__Information supplied__:
____

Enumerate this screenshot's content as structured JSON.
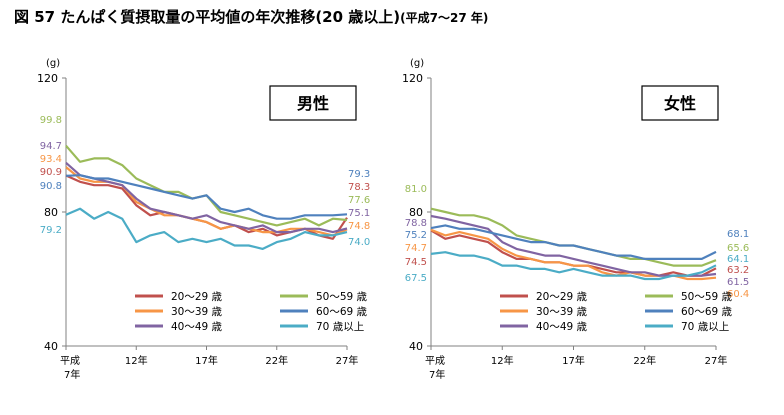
{
  "page": {
    "title": "図 57 たんぱく質摂取量の平均値の年次推移(20 歳以上)",
    "subtitle": "(平成7～27 年)"
  },
  "colors": {
    "20-29": "#c0504d",
    "30-39": "#f79646",
    "40-49": "#8064a2",
    "50-59": "#9bbb59",
    "60-69": "#4f81bd",
    "70+": "#4bacc6",
    "axis": "#808080"
  },
  "chart_data": [
    {
      "type": "line",
      "title": "男性",
      "ylabel": "(g)",
      "ylim": [
        40,
        120
      ],
      "yticks": [
        "120",
        "80",
        "40"
      ],
      "xticks": [
        "平成\n7年",
        "12年",
        "17年",
        "22年",
        "27年"
      ],
      "x": [
        7,
        8,
        9,
        10,
        11,
        12,
        13,
        14,
        15,
        16,
        17,
        18,
        19,
        20,
        21,
        22,
        23,
        24,
        25,
        26,
        27
      ],
      "series": [
        {
          "name": "20～29 歳",
          "key": "20-29",
          "start_label": "90.9",
          "end_label": "78.3",
          "values": [
            90.9,
            89,
            88,
            88,
            87,
            82,
            79,
            80,
            79,
            78,
            77,
            75,
            76,
            74,
            75,
            73,
            74,
            75,
            73,
            72,
            78.3
          ]
        },
        {
          "name": "30～39 歳",
          "key": "30-39",
          "start_label": "93.4",
          "end_label": "74.8",
          "values": [
            93.4,
            90,
            89,
            89,
            88,
            83,
            81,
            79,
            79,
            78,
            77,
            75,
            76,
            75,
            74,
            74,
            75,
            75,
            74,
            73,
            74.8
          ]
        },
        {
          "name": "40～49 歳",
          "key": "40-49",
          "start_label": "94.7",
          "end_label": "75.1",
          "values": [
            94.7,
            91,
            90,
            89,
            88,
            84,
            81,
            80,
            79,
            78,
            79,
            77,
            76,
            75,
            76,
            74,
            74,
            75,
            75,
            74,
            75.1
          ]
        },
        {
          "name": "50～59 歳",
          "key": "50-59",
          "start_label": "99.8",
          "end_label": "77.6",
          "values": [
            99.8,
            95,
            96,
            96,
            94,
            90,
            88,
            86,
            86,
            84,
            85,
            80,
            79,
            78,
            77,
            76,
            77,
            78,
            76,
            78,
            77.6
          ]
        },
        {
          "name": "60～69 歳",
          "key": "60-69",
          "start_label": "90.8",
          "end_label": "79.3",
          "values": [
            90.8,
            91,
            90,
            90,
            89,
            88,
            87,
            86,
            85,
            84,
            85,
            81,
            80,
            81,
            79,
            78,
            78,
            79,
            79,
            79,
            79.3
          ]
        },
        {
          "name": "70 歳以上",
          "key": "70+",
          "start_label": "79.2",
          "end_label": "74.0",
          "values": [
            79.2,
            81,
            78,
            80,
            78,
            71,
            73,
            74,
            71,
            72,
            71,
            72,
            70,
            70,
            69,
            71,
            72,
            74,
            73,
            73,
            74.0
          ]
        }
      ]
    },
    {
      "type": "line",
      "title": "女性",
      "ylabel": "(g)",
      "ylim": [
        40,
        120
      ],
      "yticks": [
        "120",
        "80",
        "40"
      ],
      "xticks": [
        "平成\n7年",
        "12年",
        "17年",
        "22年",
        "27年"
      ],
      "x": [
        7,
        8,
        9,
        10,
        11,
        12,
        13,
        14,
        15,
        16,
        17,
        18,
        19,
        20,
        21,
        22,
        23,
        24,
        25,
        26,
        27
      ],
      "series": [
        {
          "name": "20～29 歳",
          "key": "20-29",
          "start_label": "74.5",
          "end_label": "63.2",
          "values": [
            74.5,
            72,
            73,
            72,
            71,
            68,
            66,
            66,
            65,
            65,
            64,
            64,
            63,
            62,
            62,
            61,
            61,
            62,
            61,
            61,
            63.2
          ]
        },
        {
          "name": "30～39 歳",
          "key": "30-39",
          "start_label": "74.7",
          "end_label": "60.4",
          "values": [
            74.7,
            73,
            74,
            73,
            72,
            69,
            67,
            66,
            65,
            65,
            64,
            64,
            62,
            61,
            62,
            61,
            61,
            61,
            60,
            60,
            60.4
          ]
        },
        {
          "name": "40～49 歳",
          "key": "40-49",
          "start_label": "78.8",
          "end_label": "61.5",
          "values": [
            78.8,
            78,
            77,
            76,
            75,
            71,
            69,
            68,
            67,
            67,
            66,
            65,
            64,
            63,
            62,
            62,
            61,
            61,
            61,
            61,
            61.5
          ]
        },
        {
          "name": "50～59 歳",
          "key": "50-59",
          "start_label": "81.0",
          "end_label": "65.6",
          "values": [
            81.0,
            80,
            79,
            79,
            78,
            76,
            73,
            72,
            71,
            70,
            70,
            69,
            68,
            67,
            66,
            66,
            65,
            64,
            64,
            64,
            65.6
          ]
        },
        {
          "name": "60～69 歳",
          "key": "60-69",
          "start_label": "75.2",
          "end_label": "68.1",
          "values": [
            75.2,
            76,
            75,
            75,
            74,
            73,
            72,
            71,
            71,
            70,
            70,
            69,
            68,
            67,
            67,
            66,
            66,
            66,
            66,
            66,
            68.1
          ]
        },
        {
          "name": "70 歳以上",
          "key": "70+",
          "start_label": "67.5",
          "end_label": "64.1",
          "values": [
            67.5,
            68,
            67,
            67,
            66,
            64,
            64,
            63,
            63,
            62,
            63,
            62,
            61,
            61,
            61,
            60,
            60,
            61,
            61,
            62,
            64.1
          ]
        }
      ]
    }
  ]
}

____

Write out the listing word for word, omitting the pictures it holds.

__Solution__:
Enumerate this screenshot's content as structured JSON.
{
  "page": {
    "title": "図 57 たんぱく質摂取量の平均値の年次推移(20 歳以上)",
    "subtitle": "(平成7～27 年)"
  },
  "colors": {
    "20-29": "#c0504d",
    "30-39": "#f79646",
    "40-49": "#8064a2",
    "50-59": "#9bbb59",
    "60-69": "#4f81bd",
    "70+": "#4bacc6",
    "axis": "#808080"
  },
  "chart_data": [
    {
      "type": "line",
      "title": "男性",
      "ylabel": "(g)",
      "ylim": [
        40,
        120
      ],
      "yticks": [
        "120",
        "80",
        "40"
      ],
      "xticks": [
        "平成\n7年",
        "12年",
        "17年",
        "22年",
        "27年"
      ],
      "x": [
        7,
        8,
        9,
        10,
        11,
        12,
        13,
        14,
        15,
        16,
        17,
        18,
        19,
        20,
        21,
        22,
        23,
        24,
        25,
        26,
        27
      ],
      "series": [
        {
          "name": "20～29 歳",
          "key": "20-29",
          "start_label": "90.9",
          "end_label": "78.3",
          "values": [
            90.9,
            89,
            88,
            88,
            87,
            82,
            79,
            80,
            79,
            78,
            77,
            75,
            76,
            74,
            75,
            73,
            74,
            75,
            73,
            72,
            78.3
          ]
        },
        {
          "name": "30～39 歳",
          "key": "30-39",
          "start_label": "93.4",
          "end_label": "74.8",
          "values": [
            93.4,
            90,
            89,
            89,
            88,
            83,
            81,
            79,
            79,
            78,
            77,
            75,
            76,
            75,
            74,
            74,
            75,
            75,
            74,
            73,
            74.8
          ]
        },
        {
          "name": "40～49 歳",
          "key": "40-49",
          "start_label": "94.7",
          "end_label": "75.1",
          "values": [
            94.7,
            91,
            90,
            89,
            88,
            84,
            81,
            80,
            79,
            78,
            79,
            77,
            76,
            75,
            76,
            74,
            74,
            75,
            75,
            74,
            75.1
          ]
        },
        {
          "name": "50～59 歳",
          "key": "50-59",
          "start_label": "99.8",
          "end_label": "77.6",
          "values": [
            99.8,
            95,
            96,
            96,
            94,
            90,
            88,
            86,
            86,
            84,
            85,
            80,
            79,
            78,
            77,
            76,
            77,
            78,
            76,
            78,
            77.6
          ]
        },
        {
          "name": "60～69 歳",
          "key": "60-69",
          "start_label": "90.8",
          "end_label": "79.3",
          "values": [
            90.8,
            91,
            90,
            90,
            89,
            88,
            87,
            86,
            85,
            84,
            85,
            81,
            80,
            81,
            79,
            78,
            78,
            79,
            79,
            79,
            79.3
          ]
        },
        {
          "name": "70 歳以上",
          "key": "70+",
          "start_label": "79.2",
          "end_label": "74.0",
          "values": [
            79.2,
            81,
            78,
            80,
            78,
            71,
            73,
            74,
            71,
            72,
            71,
            72,
            70,
            70,
            69,
            71,
            72,
            74,
            73,
            73,
            74.0
          ]
        }
      ]
    },
    {
      "type": "line",
      "title": "女性",
      "ylabel": "(g)",
      "ylim": [
        40,
        120
      ],
      "yticks": [
        "120",
        "80",
        "40"
      ],
      "xticks": [
        "平成\n7年",
        "12年",
        "17年",
        "22年",
        "27年"
      ],
      "x": [
        7,
        8,
        9,
        10,
        11,
        12,
        13,
        14,
        15,
        16,
        17,
        18,
        19,
        20,
        21,
        22,
        23,
        24,
        25,
        26,
        27
      ],
      "series": [
        {
          "name": "20～29 歳",
          "key": "20-29",
          "start_label": "74.5",
          "end_label": "63.2",
          "values": [
            74.5,
            72,
            73,
            72,
            71,
            68,
            66,
            66,
            65,
            65,
            64,
            64,
            63,
            62,
            62,
            61,
            61,
            62,
            61,
            61,
            63.2
          ]
        },
        {
          "name": "30～39 歳",
          "key": "30-39",
          "start_label": "74.7",
          "end_label": "60.4",
          "values": [
            74.7,
            73,
            74,
            73,
            72,
            69,
            67,
            66,
            65,
            65,
            64,
            64,
            62,
            61,
            62,
            61,
            61,
            61,
            60,
            60,
            60.4
          ]
        },
        {
          "name": "40～49 歳",
          "key": "40-49",
          "start_label": "78.8",
          "end_label": "61.5",
          "values": [
            78.8,
            78,
            77,
            76,
            75,
            71,
            69,
            68,
            67,
            67,
            66,
            65,
            64,
            63,
            62,
            62,
            61,
            61,
            61,
            61,
            61.5
          ]
        },
        {
          "name": "50～59 歳",
          "key": "50-59",
          "start_label": "81.0",
          "end_label": "65.6",
          "values": [
            81.0,
            80,
            79,
            79,
            78,
            76,
            73,
            72,
            71,
            70,
            70,
            69,
            68,
            67,
            66,
            66,
            65,
            64,
            64,
            64,
            65.6
          ]
        },
        {
          "name": "60～69 歳",
          "key": "60-69",
          "start_label": "75.2",
          "end_label": "68.1",
          "values": [
            75.2,
            76,
            75,
            75,
            74,
            73,
            72,
            71,
            71,
            70,
            70,
            69,
            68,
            67,
            67,
            66,
            66,
            66,
            66,
            66,
            68.1
          ]
        },
        {
          "name": "70 歳以上",
          "key": "70+",
          "start_label": "67.5",
          "end_label": "64.1",
          "values": [
            67.5,
            68,
            67,
            67,
            66,
            64,
            64,
            63,
            63,
            62,
            63,
            62,
            61,
            61,
            61,
            60,
            60,
            61,
            61,
            62,
            64.1
          ]
        }
      ]
    }
  ]
}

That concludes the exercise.